The answer must consist of each line of the records below that contains the string "petites".

──────── Records for this task

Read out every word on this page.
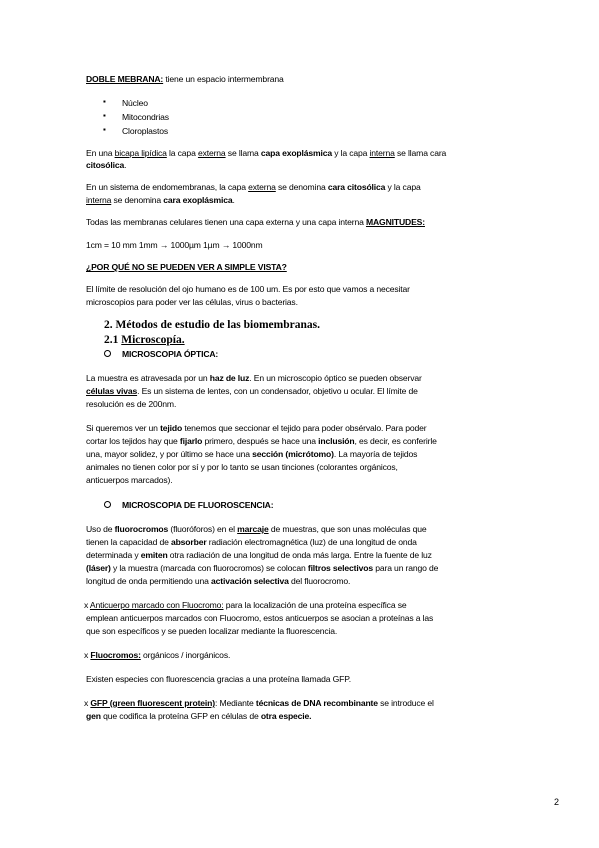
DOBLE MEBRANA: tiene un espacio intermembrana
▪ Núcleo
▪ Mitocondrias
▪ Cloroplastos
En una bicapa lipídica la capa externa se llama capa exoplásmica y la capa interna se llama cara
citosólica.
En un sistema de endomembranas, la capa externa se denomina cara citosólica y la capa
interna se denomina cara exoplásmica.
Todas las membranas celulares tienen una capa externa y una capa interna MAGNITUDES:
1cm = 10 mm 1mm → 1000µm 1µm → 1000nm
¿POR QUÉ NO SE PUEDEN VER A SIMPLE VISTA?
El límite de resolución del ojo humano es de 100 um. Es por esto que vamos a necesitar
microscopios para poder ver las células, virus o bacterias.
2. Métodos de estudio de las biomembranas.
2.1 Microscopía.
MICROSCOPIA ÓPTICA:
La muestra es atravesada por un haz de luz. En un microscopio óptico se pueden observar
células vivas. Es un sistema de lentes, con un condensador, objetivo u ocular. El límite de
resolución es de 200nm.
Si queremos ver un tejido tenemos que seccionar el tejido para poder obsérvalo. Para poder
cortar los tejidos hay que fijarlo primero, después se hace una inclusión, es decir, es conferirle
una, mayor solidez, y por último se hace una sección (micrótomo). La mayoría de tejidos
animales no tienen color por sí y por lo tanto se usan tinciones (colorantes orgánicos,
anticuerpos marcados).
MICROSCOPIA DE FLUOROSCENCIA:
Uso de fluorocromos (fluoróforos) en el marcaje de muestras, que son unas moléculas que
tienen la capacidad de absorber radiación electromagnética (luz) de una longitud de onda
determinada y emiten otra radiación de una longitud de onda más larga. Entre la fuente de luz
(láser) y la muestra (marcada con fluorocromos) se colocan filtros selectivos para un rango de
longitud de onda permitiendo una activación selectiva del fluorocromo.
x Anticuerpo marcado con Fluocromo: para la localización de una proteína específica se
emplean anticuerpos marcados con Fluocromo, estos anticuerpos se asocian a proteínas a las
que son específicos y se pueden localizar mediante la fluorescencia.
x Fluocromos: orgánicos / inorgánicos.
Existen especies con fluorescencia gracias a una proteína llamada GFP.
x GFP (green fluorescent protein): Mediante técnicas de DNA recombinante se introduce el
gen que codifica la proteína GFP en células de otra especie.
2
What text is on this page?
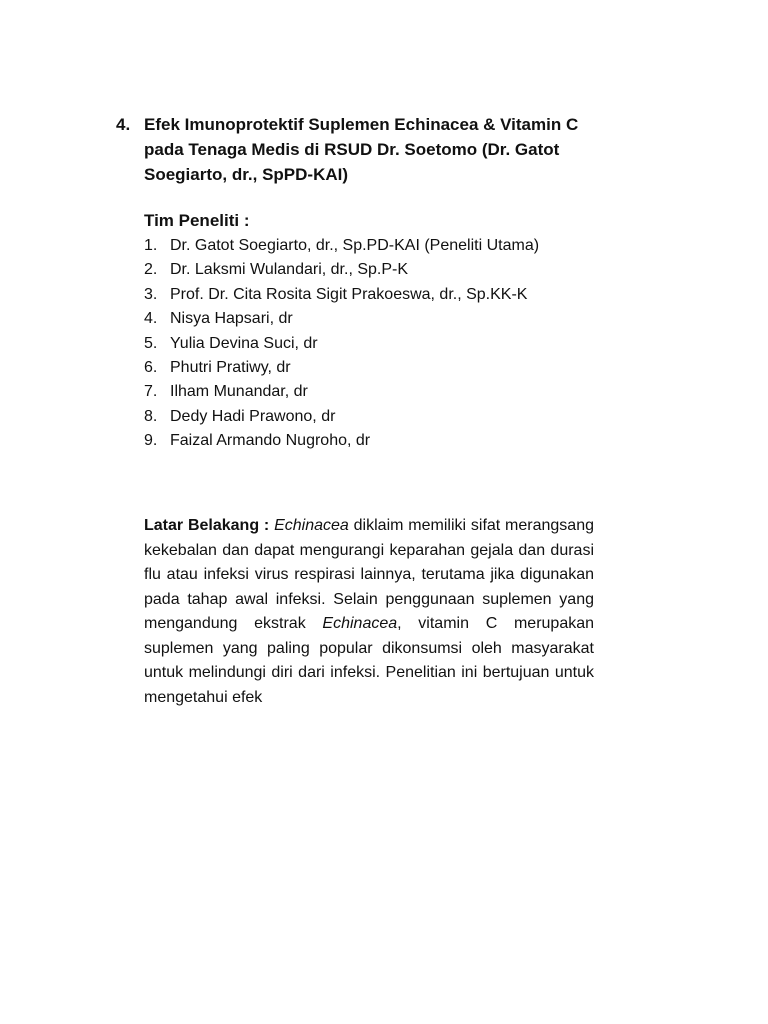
4. Efek Imunoprotektif Suplemen Echinacea & Vitamin C pada Tenaga Medis di RSUD Dr. Soetomo (Dr. Gatot Soegiarto, dr., SpPD-KAI)
Tim Peneliti :
1. Dr. Gatot Soegiarto, dr., Sp.PD-KAI (Peneliti Utama)
2. Dr. Laksmi Wulandari, dr., Sp.P-K
3. Prof. Dr. Cita Rosita Sigit Prakoeswa, dr., Sp.KK-K
4. Nisya Hapsari, dr
5. Yulia Devina Suci, dr
6. Phutri Pratiwy, dr
7. Ilham Munandar, dr
8. Dedy Hadi Prawono, dr
9. Faizal Armando Nugroho, dr

Latar Belakang : Echinacea diklaim memiliki sifat merangsang kekebalan dan dapat mengurangi keparahan gejala dan durasi flu atau infeksi virus respirasi lainnya, terutama jika digunakan pada tahap awal infeksi. Selain penggunaan suplemen yang mengandung ekstrak Echinacea, vitamin C merupakan suplemen yang paling popular dikonsumsi oleh masyarakat untuk melindungi diri dari infeksi. Penelitian ini bertujuan untuk mengetahui efek
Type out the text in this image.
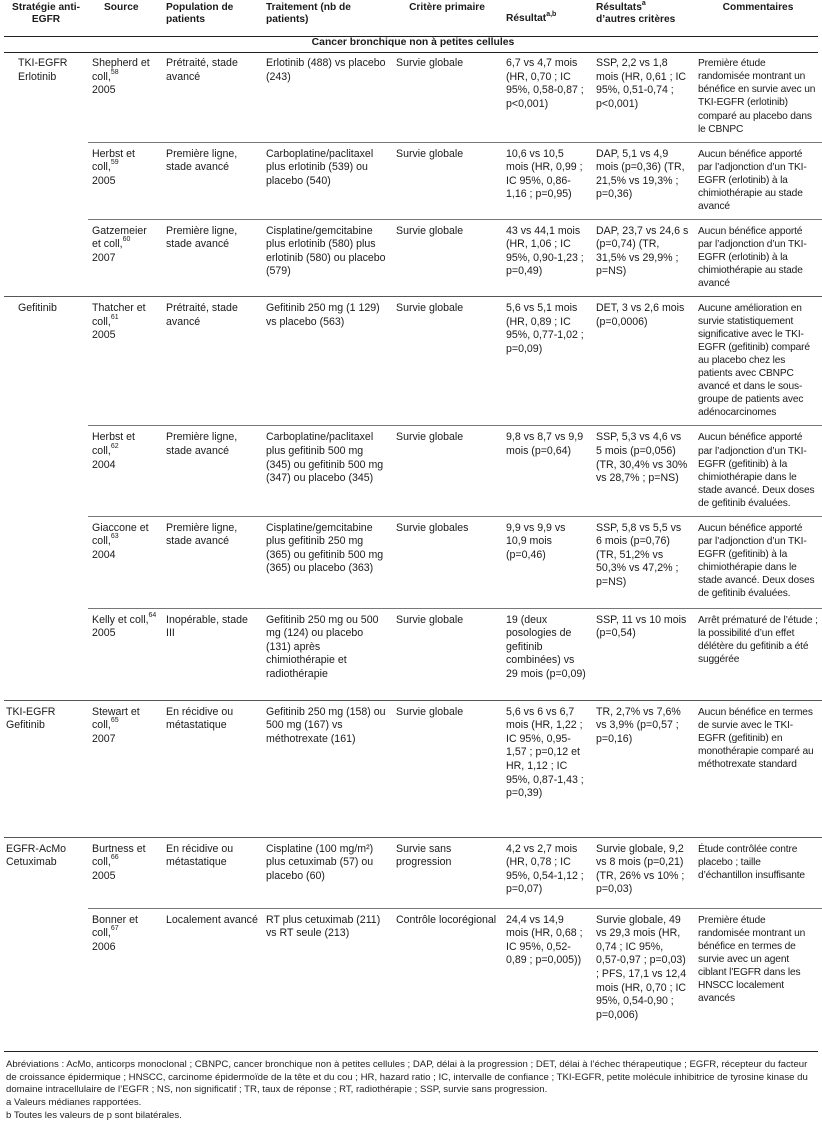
Stratégie anti-EGFR	Source	Population de patients	Traitement (nb de patients)	Critère primaire	Résultat$^{a,b}$	Résultats$^a$
d’autres critères	Commentaires
Cancer bronchique non à petites cellules							
TKI-EGFR Erlotinib	Shepherd et coll,$^{58}$
2005	Prétraité, stade avancé	Erlotinib (488) vs placebo (243)	Survie globale	6,7 vs 4,7 mois (HR, 0,70 ; IC 95%, 0,58-0,87 ; p<0,001)	SSP, 2,2 vs 1,8 mois (HR, 0,61 ; IC 95%, 0,51-0,74 ; p<0,001)	Première étude randomisée montrant un bénéfice en survie avec un TKI-EGFR (erlotinib) comparé au placebo dans le CBNPC
	Herbst et coll,$^{59}$
2005	Première ligne, stade avancé	Carboplatine/paclitaxel plus erlotinib (539) ou placebo (540)	Survie globale	10,6 vs 10,5 mois (HR, 0,99 ; IC 95%, 0,86-1,16 ; p=0,95)	DAP, 5,1 vs 4,9 mois (p=0,36) (TR, 21,5% vs 19,3% ; p=0,36)	Aucun bénéfice apporté par l’adjonction d’un TKI-EGFR (erlotinib) à la chimiothérapie au stade avancé
	Gatzemeier et coll,$^{60}$
2007	Première ligne, stade avancé	Cisplatine/gemcitabine plus erlotinib (580) plus erlotinib (580) ou placebo (579)	Survie globale	43 vs 44,1 mois (HR, 1,06 ; IC 95%, 0,90-1,23 ; p=0,49)	DAP, 23,7 vs 24,6 s (p=0,74) (TR, 31,5% vs 29,9% ; p=NS)	Aucun bénéfice apporté par l’adjonction d’un TKI-EGFR (erlotinib) à la chimiothérapie au stade avancé
Gefitinib	Thatcher et coll,$^{61}$
2005	Prétraité, stade avancé	Gefitinib 250 mg (1 129) vs placebo (563)	Survie globale	5,6 vs 5,1 mois (HR, 0,89 ; IC 95%, 0,77-1,02 ; p=0,09)	DET, 3 vs 2,6 mois (p=0,0006)	Aucune amélioration en survie statistiquement significative avec le TKI-EGFR (gefitinib) comparé au placebo chez les patients avec CBNPC avancé et dans le sous-groupe de patients avec adénocarcinomes
	Herbst et coll,$^{62}$
2004	Première ligne, stade avancé	Carboplatine/paclitaxel plus gefitinib 500 mg (345) ou gefitinib 500 mg (347) ou placebo (345)	Survie globale	9,8 vs 8,7 vs 9,9 mois (p=0,64)	SSP, 5,3 vs 4,6 vs 5 mois (p=0,056) (TR, 30,4% vs 30% vs 28,7% ; p=NS)	Aucun bénéfice apporté par l’adjonction d’un TKI-EGFR (gefitinib) à la chimiothérapie dans le stade avancé. Deux doses de gefitinib évaluées.
	Giaccone et coll,$^{63}$
2004	Première ligne, stade avancé	Cisplatine/gemcitabine plus gefitinib 250 mg (365) ou gefitinib 500 mg (365) ou placebo (363)	Survie globales	9,9 vs 9,9 vs 10,9 mois (p=0,46)	SSP, 5,8 vs 5,5 vs 6 mois (p=0,76) (TR, 51,2% vs 50,3% vs 47,2% ; p=NS)	Aucun bénéfice apporté par l’adjonction d’un TKI-EGFR (gefitinib) à la chimiothérapie dans le stade avancé. Deux doses de gefitinib évaluées.
	Kelly et coll,$^{64}$
2005	Inopérable, stade III	Gefitinib 250 mg ou 500 mg (124) ou placebo (131) après chimiothérapie et radiothérapie	Survie globale	19 (deux posologies de gefitinib combinées) vs 29 mois (p=0,09)	SSP, 11 vs 10 mois (p=0,54)	Arrêt prématuré de l’étude ; la possibilité d’un effet délétère du gefitinib a été suggérée
TKI-EGFR Gefitinib	Stewart et coll,$^{65}$
2007	En récidive ou métastatique	Gefitinib 250 mg (158) ou 500 mg (167) vs méthotrexate (161)	Survie globale	5,6 vs 6 vs 6,7 mois (HR, 1,22 ; IC 95%, 0,95-1,57 ; p=0,12 et HR, 1,12 ; IC 95%, 0,87-1,43 ; p=0,39)	TR, 2,7% vs 7,6% vs 3,9% (p=0,57 ; p=0,16)	Aucun bénéfice en termes de survie avec le TKI-EGFR (gefitinib) en monothérapie comparé au méthotrexate standard
EGFR-AcMo Cetuximab	Burtness et coll,$^{66}$
2005	En récidive ou métastatique	Cisplatine (100 mg/m²) plus cetuximab (57) ou placebo (60)	Survie sans progression	4,2 vs 2,7 mois (HR, 0,78 ; IC 95%, 0,54-1,12 ; p=0,07)	Survie globale, 9,2 vs 8 mois (p=0,21) (TR, 26% vs 10% ; p=0,03)	Étude contrôlée contre placebo ; taille d’échantillon insuffisante
	Bonner et coll,$^{67}$
2006	Localement avancé	RT plus cetuximab (211) vs RT seule (213)	Contrôle locorégional	24,4 vs 14,9 mois (HR, 0,68 ; IC 95%, 0,52-0,89 ; p=0,005))	Survie globale, 49 vs 29,3 mois (HR, 0,74 ; IC 95%, 0,57-0,97 ; p=0,03) ; PFS, 17,1 vs 12,4 mois (HR, 0,70 ; IC 95%, 0,54-0,90 ; p=0,006)	Première étude randomisée montrant un bénéfice en termes de survie avec un agent ciblant l’EGFR dans les HNSCC localement avancés

Abréviations : AcMo, anticorps monoclonal ; CBNPC, cancer bronchique non à petites cellules ; DAP, délai à la progression ; DET, délai à l’échec thérapeutique ; EGFR, récepteur du facteur de croissance épidermique ; HNSCC, carcinome épidermoïde de la tête et du cou ; HR, hazard ratio ; IC, intervalle de confiance ; TKI-EGFR, petite molécule inhibitrice de tyrosine kinase du domaine intracellulaire de l’EGFR ; NS, non significatif ; TR, taux de réponse ; RT, radiothérapie ; SSP, survie sans progression.

a Valeurs médianes rapportées.

b Toutes les valeurs de p sont bilatérales.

────────────────

— Reply —
Cancer bronchique non à petites cellules							
Abréviations : AcMo, anticorps monoclonal ; CBNPC, cancer bronchique non à petites cellules ; DAP, délai à la progression ; DET, délai à l’échec thérapeutique ; EGFR, récepteur du facteur de croissance épidermique ; HNSCC, carcinome épidermoïde de la tête et du cou ; HR, hazard ratio ; IC, intervalle de confiance ; TKI-EGFR, petite molécule inhibitrice de tyrosine kinase du domaine intracellulaire de l’EGFR ; NS, non significatif ; TR, taux de réponse ; RT, radiothérapie ; SSP, survie sans progression.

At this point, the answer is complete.